The task> Without the pictures, copy all the entries below exactly.

------------------------------------

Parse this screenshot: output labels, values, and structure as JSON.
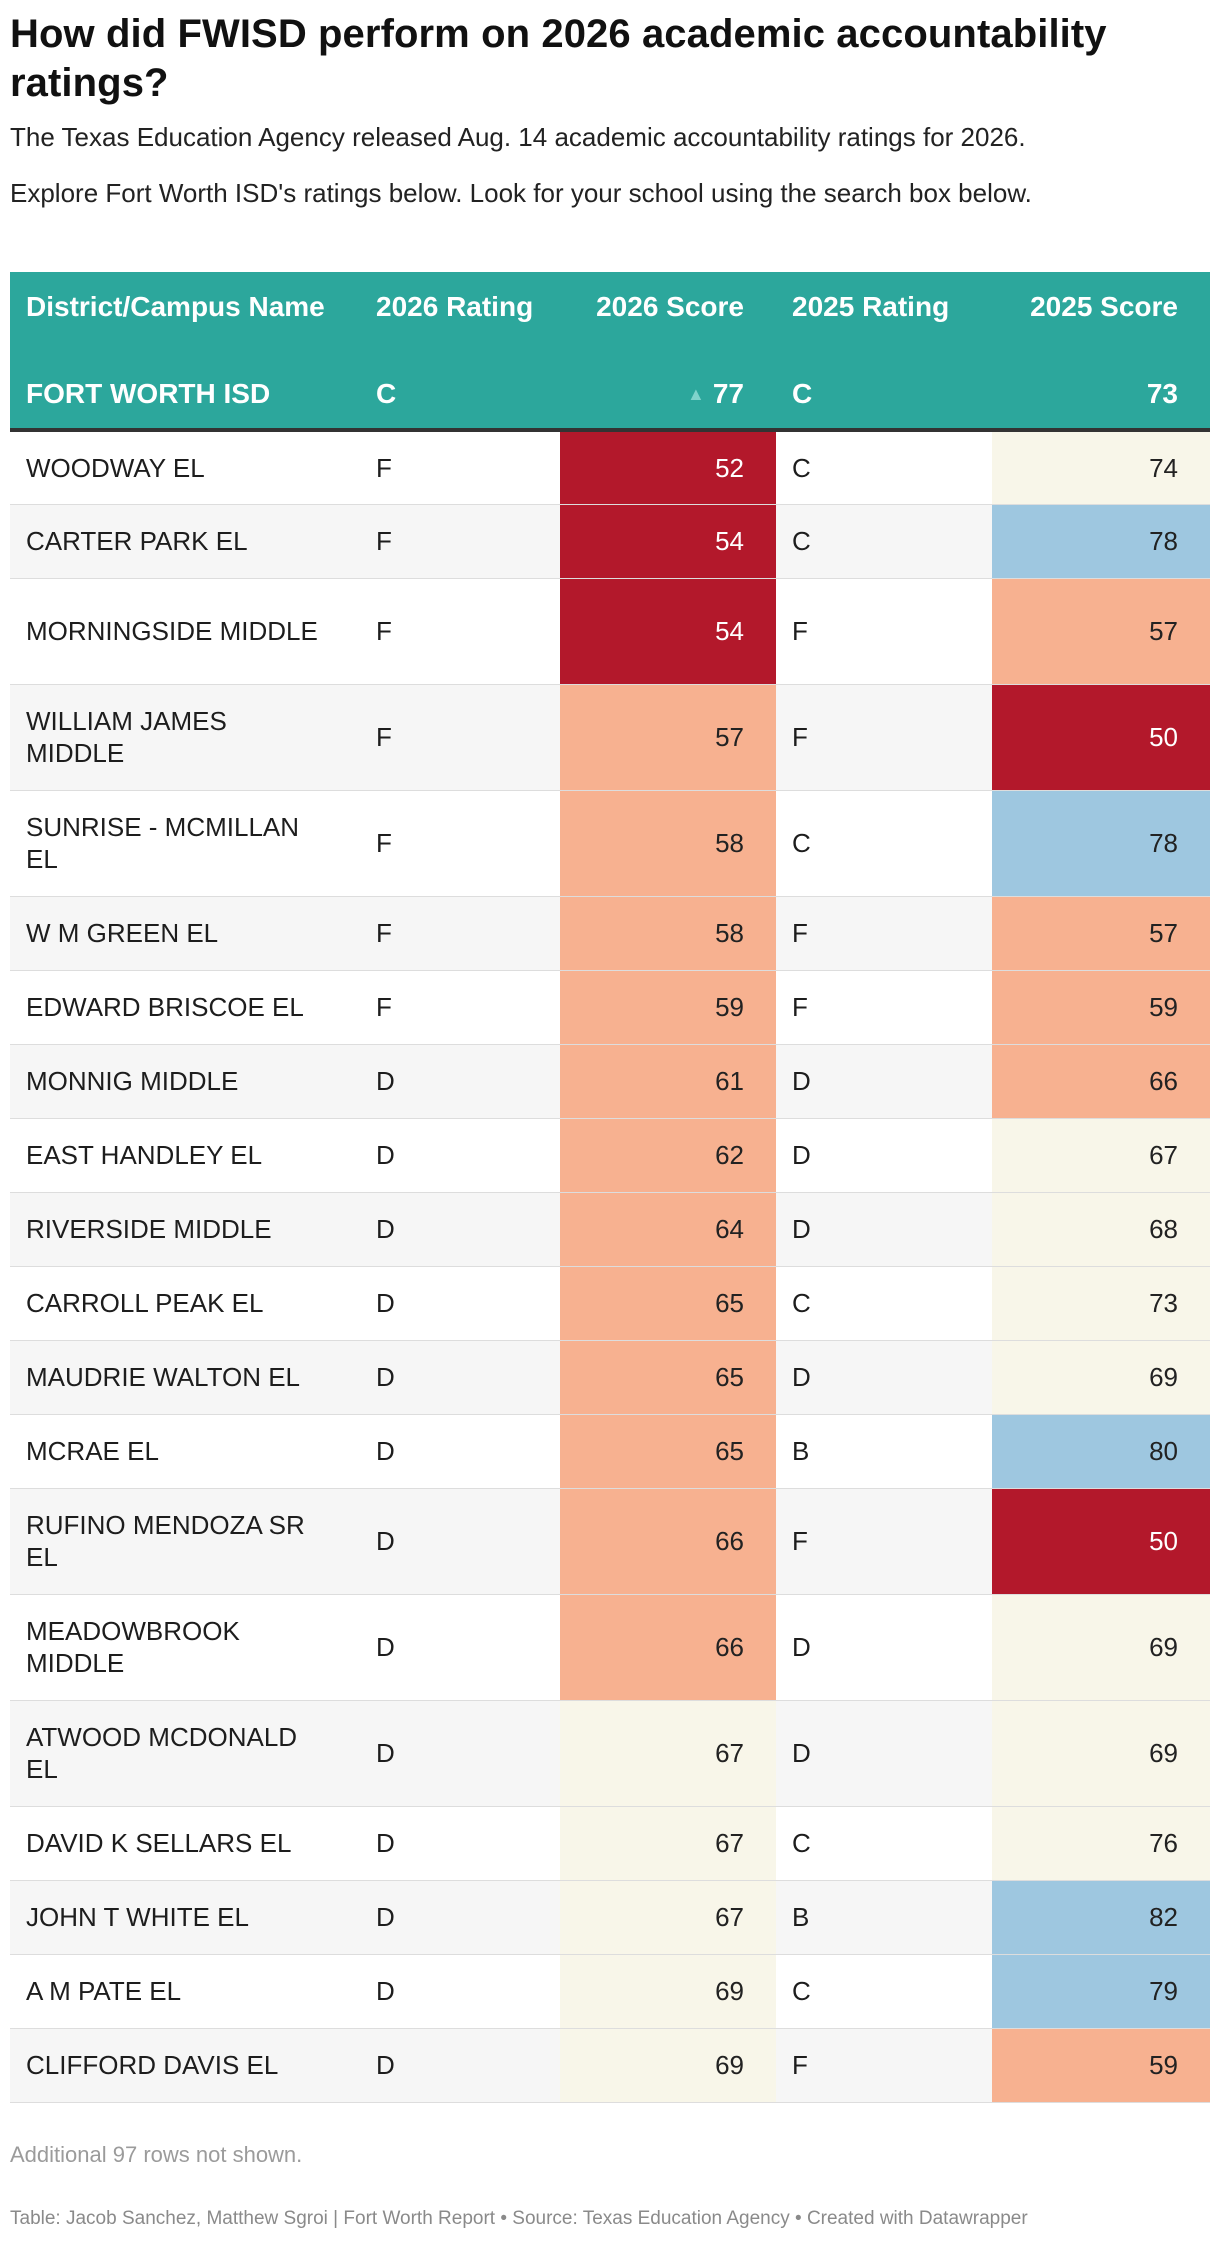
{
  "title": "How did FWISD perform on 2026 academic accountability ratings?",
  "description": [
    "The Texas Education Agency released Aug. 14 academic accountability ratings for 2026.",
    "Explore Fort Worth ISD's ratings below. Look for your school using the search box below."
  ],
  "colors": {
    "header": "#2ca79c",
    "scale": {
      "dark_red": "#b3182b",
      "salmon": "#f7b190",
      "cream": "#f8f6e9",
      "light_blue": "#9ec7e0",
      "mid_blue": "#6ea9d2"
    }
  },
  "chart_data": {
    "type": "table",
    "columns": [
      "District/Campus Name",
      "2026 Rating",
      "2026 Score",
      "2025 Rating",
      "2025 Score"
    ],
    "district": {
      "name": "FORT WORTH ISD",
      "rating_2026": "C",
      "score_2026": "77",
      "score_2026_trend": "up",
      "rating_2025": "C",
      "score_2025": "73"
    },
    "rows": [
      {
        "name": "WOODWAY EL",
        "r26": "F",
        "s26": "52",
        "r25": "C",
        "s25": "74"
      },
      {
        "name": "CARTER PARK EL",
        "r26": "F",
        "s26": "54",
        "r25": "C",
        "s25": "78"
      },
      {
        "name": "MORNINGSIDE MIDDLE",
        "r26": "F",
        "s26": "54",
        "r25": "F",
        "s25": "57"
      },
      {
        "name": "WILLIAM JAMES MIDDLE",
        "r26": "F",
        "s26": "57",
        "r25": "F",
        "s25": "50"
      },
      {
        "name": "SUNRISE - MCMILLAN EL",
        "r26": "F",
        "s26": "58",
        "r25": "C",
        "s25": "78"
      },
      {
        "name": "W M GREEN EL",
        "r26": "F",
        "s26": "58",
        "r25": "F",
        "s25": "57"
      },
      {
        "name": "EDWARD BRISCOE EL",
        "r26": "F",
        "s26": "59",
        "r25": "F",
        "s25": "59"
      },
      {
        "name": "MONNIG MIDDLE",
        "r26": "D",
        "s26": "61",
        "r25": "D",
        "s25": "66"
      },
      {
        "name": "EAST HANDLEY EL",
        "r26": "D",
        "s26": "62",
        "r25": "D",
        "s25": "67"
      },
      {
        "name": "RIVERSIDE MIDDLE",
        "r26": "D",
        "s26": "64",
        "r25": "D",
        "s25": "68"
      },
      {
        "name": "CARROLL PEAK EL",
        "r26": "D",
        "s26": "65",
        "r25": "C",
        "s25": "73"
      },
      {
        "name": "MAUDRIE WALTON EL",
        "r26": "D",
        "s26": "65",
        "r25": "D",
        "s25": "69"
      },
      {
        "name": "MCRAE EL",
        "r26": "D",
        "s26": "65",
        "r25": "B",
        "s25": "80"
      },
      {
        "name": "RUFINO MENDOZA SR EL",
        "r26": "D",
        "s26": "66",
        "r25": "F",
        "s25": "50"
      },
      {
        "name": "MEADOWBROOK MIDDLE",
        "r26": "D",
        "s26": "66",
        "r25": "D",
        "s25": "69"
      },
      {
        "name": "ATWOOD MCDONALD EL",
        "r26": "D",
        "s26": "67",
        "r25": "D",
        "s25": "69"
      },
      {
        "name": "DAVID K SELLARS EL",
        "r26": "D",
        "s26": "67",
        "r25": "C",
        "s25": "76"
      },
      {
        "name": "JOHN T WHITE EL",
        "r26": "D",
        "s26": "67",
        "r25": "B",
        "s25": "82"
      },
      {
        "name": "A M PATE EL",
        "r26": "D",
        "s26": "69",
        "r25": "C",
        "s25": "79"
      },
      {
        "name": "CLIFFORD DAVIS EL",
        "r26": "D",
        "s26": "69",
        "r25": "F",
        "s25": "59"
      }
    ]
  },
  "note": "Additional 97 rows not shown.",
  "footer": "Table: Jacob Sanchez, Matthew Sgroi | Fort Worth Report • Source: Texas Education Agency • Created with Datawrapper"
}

------------------------------------

Output of the task>
Parse this screenshot: output labels, values, and structure as JSON.
{
  "title": "How did FWISD perform on 2026 academic accountability ratings?",
  "description": [
    "The Texas Education Agency released Aug. 14 academic accountability ratings for 2026.",
    "Explore Fort Worth ISD's ratings below. Look for your school using the search box below."
  ],
  "colors": {
    "header": "#2ca79c",
    "scale": {
      "dark_red": "#b3182b",
      "salmon": "#f7b190",
      "cream": "#f8f6e9",
      "light_blue": "#9ec7e0",
      "mid_blue": "#6ea9d2"
    }
  },
  "chart_data": {
    "type": "table",
    "columns": [
      "District/Campus Name",
      "2026 Rating",
      "2026 Score",
      "2025 Rating",
      "2025 Score"
    ],
    "district": {
      "name": "FORT WORTH ISD",
      "rating_2026": "C",
      "score_2026": "77",
      "score_2026_trend": "up",
      "rating_2025": "C",
      "score_2025": "73"
    },
    "rows": [
      {
        "name": "WOODWAY EL",
        "r26": "F",
        "s26": "52",
        "r25": "C",
        "s25": "74"
      },
      {
        "name": "CARTER PARK EL",
        "r26": "F",
        "s26": "54",
        "r25": "C",
        "s25": "78"
      },
      {
        "name": "MORNINGSIDE MIDDLE",
        "r26": "F",
        "s26": "54",
        "r25": "F",
        "s25": "57"
      },
      {
        "name": "WILLIAM JAMES MIDDLE",
        "r26": "F",
        "s26": "57",
        "r25": "F",
        "s25": "50"
      },
      {
        "name": "SUNRISE - MCMILLAN EL",
        "r26": "F",
        "s26": "58",
        "r25": "C",
        "s25": "78"
      },
      {
        "name": "W M GREEN EL",
        "r26": "F",
        "s26": "58",
        "r25": "F",
        "s25": "57"
      },
      {
        "name": "EDWARD BRISCOE EL",
        "r26": "F",
        "s26": "59",
        "r25": "F",
        "s25": "59"
      },
      {
        "name": "MONNIG MIDDLE",
        "r26": "D",
        "s26": "61",
        "r25": "D",
        "s25": "66"
      },
      {
        "name": "EAST HANDLEY EL",
        "r26": "D",
        "s26": "62",
        "r25": "D",
        "s25": "67"
      },
      {
        "name": "RIVERSIDE MIDDLE",
        "r26": "D",
        "s26": "64",
        "r25": "D",
        "s25": "68"
      },
      {
        "name": "CARROLL PEAK EL",
        "r26": "D",
        "s26": "65",
        "r25": "C",
        "s25": "73"
      },
      {
        "name": "MAUDRIE WALTON EL",
        "r26": "D",
        "s26": "65",
        "r25": "D",
        "s25": "69"
      },
      {
        "name": "MCRAE EL",
        "r26": "D",
        "s26": "65",
        "r25": "B",
        "s25": "80"
      },
      {
        "name": "RUFINO MENDOZA SR EL",
        "r26": "D",
        "s26": "66",
        "r25": "F",
        "s25": "50"
      },
      {
        "name": "MEADOWBROOK MIDDLE",
        "r26": "D",
        "s26": "66",
        "r25": "D",
        "s25": "69"
      },
      {
        "name": "ATWOOD MCDONALD EL",
        "r26": "D",
        "s26": "67",
        "r25": "D",
        "s25": "69"
      },
      {
        "name": "DAVID K SELLARS EL",
        "r26": "D",
        "s26": "67",
        "r25": "C",
        "s25": "76"
      },
      {
        "name": "JOHN T WHITE EL",
        "r26": "D",
        "s26": "67",
        "r25": "B",
        "s25": "82"
      },
      {
        "name": "A M PATE EL",
        "r26": "D",
        "s26": "69",
        "r25": "C",
        "s25": "79"
      },
      {
        "name": "CLIFFORD DAVIS EL",
        "r26": "D",
        "s26": "69",
        "r25": "F",
        "s25": "59"
      }
    ]
  },
  "note": "Additional 97 rows not shown.",
  "footer": "Table: Jacob Sanchez, Matthew Sgroi | Fort Worth Report • Source: Texas Education Agency • Created with Datawrapper"
}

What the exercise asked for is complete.